** begin **

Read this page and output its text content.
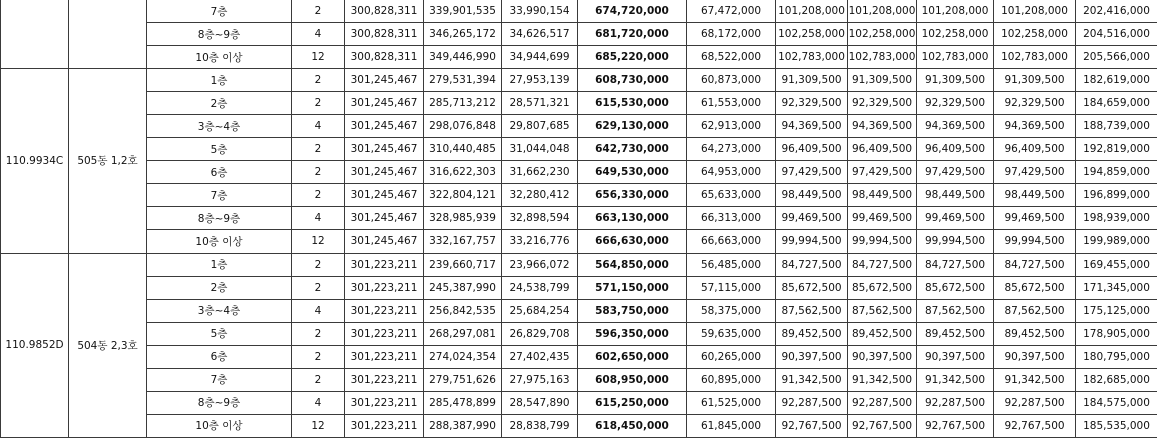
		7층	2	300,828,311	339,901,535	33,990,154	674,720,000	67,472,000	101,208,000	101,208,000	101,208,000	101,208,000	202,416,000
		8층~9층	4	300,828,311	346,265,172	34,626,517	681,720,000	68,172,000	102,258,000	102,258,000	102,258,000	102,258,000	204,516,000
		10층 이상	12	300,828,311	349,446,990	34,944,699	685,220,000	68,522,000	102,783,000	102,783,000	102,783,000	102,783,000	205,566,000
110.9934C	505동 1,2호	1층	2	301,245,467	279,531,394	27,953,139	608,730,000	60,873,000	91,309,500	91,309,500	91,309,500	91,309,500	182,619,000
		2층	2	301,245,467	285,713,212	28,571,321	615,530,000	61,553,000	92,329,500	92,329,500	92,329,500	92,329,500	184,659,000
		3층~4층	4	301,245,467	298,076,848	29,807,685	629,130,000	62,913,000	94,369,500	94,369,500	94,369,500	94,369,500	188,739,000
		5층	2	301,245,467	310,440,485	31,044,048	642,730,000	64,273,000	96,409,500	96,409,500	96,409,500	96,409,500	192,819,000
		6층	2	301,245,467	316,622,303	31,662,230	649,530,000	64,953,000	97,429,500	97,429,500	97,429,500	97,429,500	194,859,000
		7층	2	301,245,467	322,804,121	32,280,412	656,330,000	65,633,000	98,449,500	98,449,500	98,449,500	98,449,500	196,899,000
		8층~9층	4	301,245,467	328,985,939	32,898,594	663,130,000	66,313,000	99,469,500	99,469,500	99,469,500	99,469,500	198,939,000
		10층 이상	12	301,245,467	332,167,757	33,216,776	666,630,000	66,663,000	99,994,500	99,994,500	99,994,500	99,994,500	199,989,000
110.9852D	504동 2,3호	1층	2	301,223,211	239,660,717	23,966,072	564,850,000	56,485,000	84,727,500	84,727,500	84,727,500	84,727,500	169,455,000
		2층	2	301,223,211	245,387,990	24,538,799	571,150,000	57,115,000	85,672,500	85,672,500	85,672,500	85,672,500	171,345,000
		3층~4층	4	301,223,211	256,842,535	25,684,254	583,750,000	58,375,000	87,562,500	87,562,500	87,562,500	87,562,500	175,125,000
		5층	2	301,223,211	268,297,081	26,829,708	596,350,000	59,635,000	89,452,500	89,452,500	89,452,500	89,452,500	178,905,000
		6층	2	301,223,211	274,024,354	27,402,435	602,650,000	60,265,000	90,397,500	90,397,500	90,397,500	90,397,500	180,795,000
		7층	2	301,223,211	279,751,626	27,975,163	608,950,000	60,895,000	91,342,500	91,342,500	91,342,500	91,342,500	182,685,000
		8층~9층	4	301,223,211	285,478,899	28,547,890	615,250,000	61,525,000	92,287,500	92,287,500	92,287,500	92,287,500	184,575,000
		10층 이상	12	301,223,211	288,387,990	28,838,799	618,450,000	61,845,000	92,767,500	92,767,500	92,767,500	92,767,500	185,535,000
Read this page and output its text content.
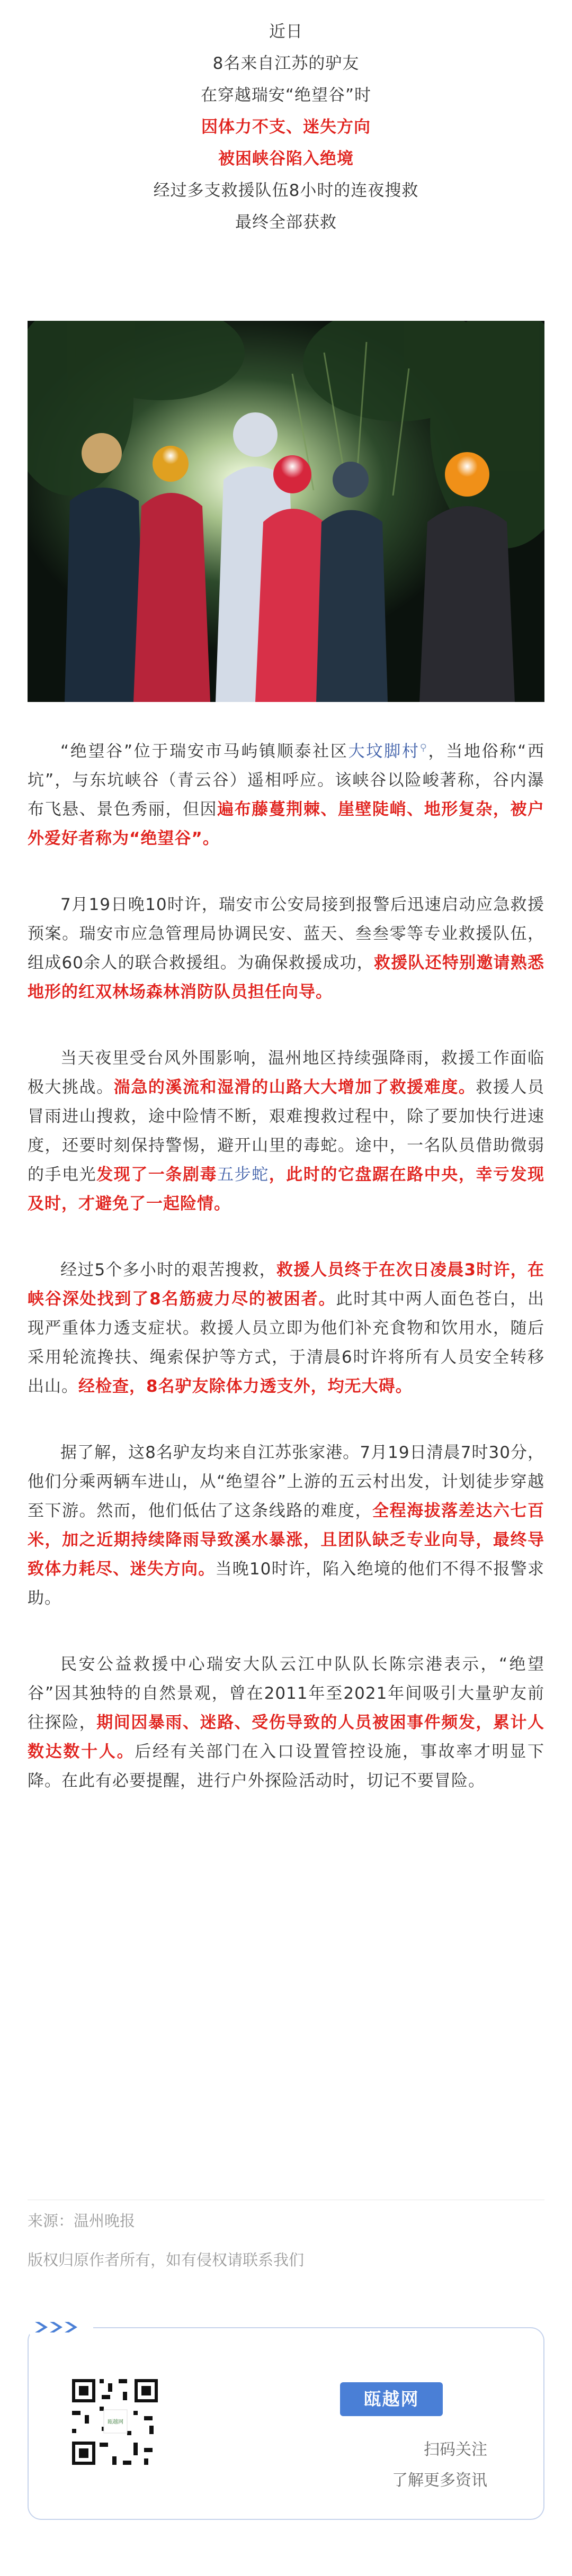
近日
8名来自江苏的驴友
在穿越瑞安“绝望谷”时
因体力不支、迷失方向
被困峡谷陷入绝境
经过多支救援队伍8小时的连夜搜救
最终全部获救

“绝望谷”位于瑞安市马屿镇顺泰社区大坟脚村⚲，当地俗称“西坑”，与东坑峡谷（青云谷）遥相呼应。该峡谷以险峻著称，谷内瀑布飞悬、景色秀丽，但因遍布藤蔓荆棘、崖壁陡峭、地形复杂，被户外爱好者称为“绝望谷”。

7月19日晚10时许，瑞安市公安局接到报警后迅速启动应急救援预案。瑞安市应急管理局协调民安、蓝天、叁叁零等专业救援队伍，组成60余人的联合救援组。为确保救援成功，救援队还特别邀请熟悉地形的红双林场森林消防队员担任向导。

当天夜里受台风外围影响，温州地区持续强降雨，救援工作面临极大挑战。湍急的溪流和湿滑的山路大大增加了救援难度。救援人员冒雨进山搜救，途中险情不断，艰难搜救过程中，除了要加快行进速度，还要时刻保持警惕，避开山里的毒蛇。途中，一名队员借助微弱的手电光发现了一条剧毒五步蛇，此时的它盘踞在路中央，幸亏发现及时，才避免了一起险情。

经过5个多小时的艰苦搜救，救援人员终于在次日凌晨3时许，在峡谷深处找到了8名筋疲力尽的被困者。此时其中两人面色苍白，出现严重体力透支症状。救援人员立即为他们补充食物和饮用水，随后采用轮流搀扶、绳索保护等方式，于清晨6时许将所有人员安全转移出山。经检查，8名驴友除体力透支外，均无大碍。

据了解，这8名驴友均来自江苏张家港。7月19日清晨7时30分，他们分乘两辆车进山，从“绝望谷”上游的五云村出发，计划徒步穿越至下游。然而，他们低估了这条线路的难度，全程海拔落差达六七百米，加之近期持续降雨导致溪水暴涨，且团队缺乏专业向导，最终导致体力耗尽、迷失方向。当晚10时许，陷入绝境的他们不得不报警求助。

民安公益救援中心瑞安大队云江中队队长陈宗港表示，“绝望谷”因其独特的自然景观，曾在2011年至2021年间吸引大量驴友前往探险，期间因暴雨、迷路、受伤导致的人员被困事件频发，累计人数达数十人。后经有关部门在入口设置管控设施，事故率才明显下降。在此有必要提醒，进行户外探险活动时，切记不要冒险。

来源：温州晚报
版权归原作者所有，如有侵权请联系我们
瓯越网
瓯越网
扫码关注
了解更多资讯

** end **

== Request ==
Without the pictures, write out all of the material exactly.

== Task result ==
Read this page and output its text content.
		7층	2	300,828,311	339,901,535	33,990,154	674,720,000	67,472,000	101,208,000	101,208,000	101,208,000	101,208,000	202,416,000
		8층~9층	4	300,828,311	346,265,172	34,626,517	681,720,000	68,172,000	102,258,000	102,258,000	102,258,000	102,258,000	204,516,000
		10층 이상	12	300,828,311	349,446,990	34,944,699	685,220,000	68,522,000	102,783,000	102,783,000	102,783,000	102,783,000	205,566,000
110.9934C	505동 1,2호	1층	2	301,245,467	279,531,394	27,953,139	608,730,000	60,873,000	91,309,500	91,309,500	91,309,500	91,309,500	182,619,000
		2층	2	301,245,467	285,713,212	28,571,321	615,530,000	61,553,000	92,329,500	92,329,500	92,329,500	92,329,500	184,659,000
		3층~4층	4	301,245,467	298,076,848	29,807,685	629,130,000	62,913,000	94,369,500	94,369,500	94,369,500	94,369,500	188,739,000
		5층	2	301,245,467	310,440,485	31,044,048	642,730,000	64,273,000	96,409,500	96,409,500	96,409,500	96,409,500	192,819,000
		6층	2	301,245,467	316,622,303	31,662,230	649,530,000	64,953,000	97,429,500	97,429,500	97,429,500	97,429,500	194,859,000
		7층	2	301,245,467	322,804,121	32,280,412	656,330,000	65,633,000	98,449,500	98,449,500	98,449,500	98,449,500	196,899,000
		8층~9층	4	301,245,467	328,985,939	32,898,594	663,130,000	66,313,000	99,469,500	99,469,500	99,469,500	99,469,500	198,939,000
		10층 이상	12	301,245,467	332,167,757	33,216,776	666,630,000	66,663,000	99,994,500	99,994,500	99,994,500	99,994,500	199,989,000
110.9852D	504동 2,3호	1층	2	301,223,211	239,660,717	23,966,072	564,850,000	56,485,000	84,727,500	84,727,500	84,727,500	84,727,500	169,455,000
		2층	2	301,223,211	245,387,990	24,538,799	571,150,000	57,115,000	85,672,500	85,672,500	85,672,500	85,672,500	171,345,000
		3층~4층	4	301,223,211	256,842,535	25,684,254	583,750,000	58,375,000	87,562,500	87,562,500	87,562,500	87,562,500	175,125,000
		5층	2	301,223,211	268,297,081	26,829,708	596,350,000	59,635,000	89,452,500	89,452,500	89,452,500	89,452,500	178,905,000
		6층	2	301,223,211	274,024,354	27,402,435	602,650,000	60,265,000	90,397,500	90,397,500	90,397,500	90,397,500	180,795,000
		7층	2	301,223,211	279,751,626	27,975,163	608,950,000	60,895,000	91,342,500	91,342,500	91,342,500	91,342,500	182,685,000
		8층~9층	4	301,223,211	285,478,899	28,547,890	615,250,000	61,525,000	92,287,500	92,287,500	92,287,500	92,287,500	184,575,000
		10층 이상	12	301,223,211	288,387,990	28,838,799	618,450,000	61,845,000	92,767,500	92,767,500	92,767,500	92,767,500	185,535,000
Read this page and output its text content.
近日
8名来自江苏的驴友
在穿越瑞安“绝望谷”时
因体力不支、迷失方向
被困峡谷陷入绝境
经过多支救援队伍8小时的连夜搜救
最终全部获救

“绝望谷”位于瑞安市马屿镇顺泰社区大坟脚村⚲，当地俗称“西坑”，与东坑峡谷（青云谷）遥相呼应。该峡谷以险峻著称，谷内瀑布飞悬、景色秀丽，但因遍布藤蔓荆棘、崖壁陡峭、地形复杂，被户外爱好者称为“绝望谷”。

7月19日晚10时许，瑞安市公安局接到报警后迅速启动应急救援预案。瑞安市应急管理局协调民安、蓝天、叁叁零等专业救援队伍，组成60余人的联合救援组。为确保救援成功，救援队还特别邀请熟悉地形的红双林场森林消防队员担任向导。

当天夜里受台风外围影响，温州地区持续强降雨，救援工作面临极大挑战。湍急的溪流和湿滑的山路大大增加了救援难度。救援人员冒雨进山搜救，途中险情不断，艰难搜救过程中，除了要加快行进速度，还要时刻保持警惕，避开山里的毒蛇。途中，一名队员借助微弱的手电光发现了一条剧毒五步蛇，此时的它盘踞在路中央，幸亏发现及时，才避免了一起险情。

经过5个多小时的艰苦搜救，救援人员终于在次日凌晨3时许，在峡谷深处找到了8名筋疲力尽的被困者。此时其中两人面色苍白，出现严重体力透支症状。救援人员立即为他们补充食物和饮用水，随后采用轮流搀扶、绳索保护等方式，于清晨6时许将所有人员安全转移出山。经检查，8名驴友除体力透支外，均无大碍。

据了解，这8名驴友均来自江苏张家港。7月19日清晨7时30分，他们分乘两辆车进山，从“绝望谷”上游的五云村出发，计划徒步穿越至下游。然而，他们低估了这条线路的难度，全程海拔落差达六七百米，加之近期持续降雨导致溪水暴涨，且团队缺乏专业向导，最终导致体力耗尽、迷失方向。当晚10时许，陷入绝境的他们不得不报警求助。

民安公益救援中心瑞安大队云江中队队长陈宗港表示，“绝望谷”因其独特的自然景观，曾在2011年至2021年间吸引大量驴友前往探险，期间因暴雨、迷路、受伤导致的人员被困事件频发，累计人数达数十人。后经有关部门在入口设置管控设施，事故率才明显下降。在此有必要提醒，进行户外探险活动时，切记不要冒险。

来源：温州晚报
版权归原作者所有，如有侵权请联系我们
瓯越网
瓯越网
扫码关注
了解更多资讯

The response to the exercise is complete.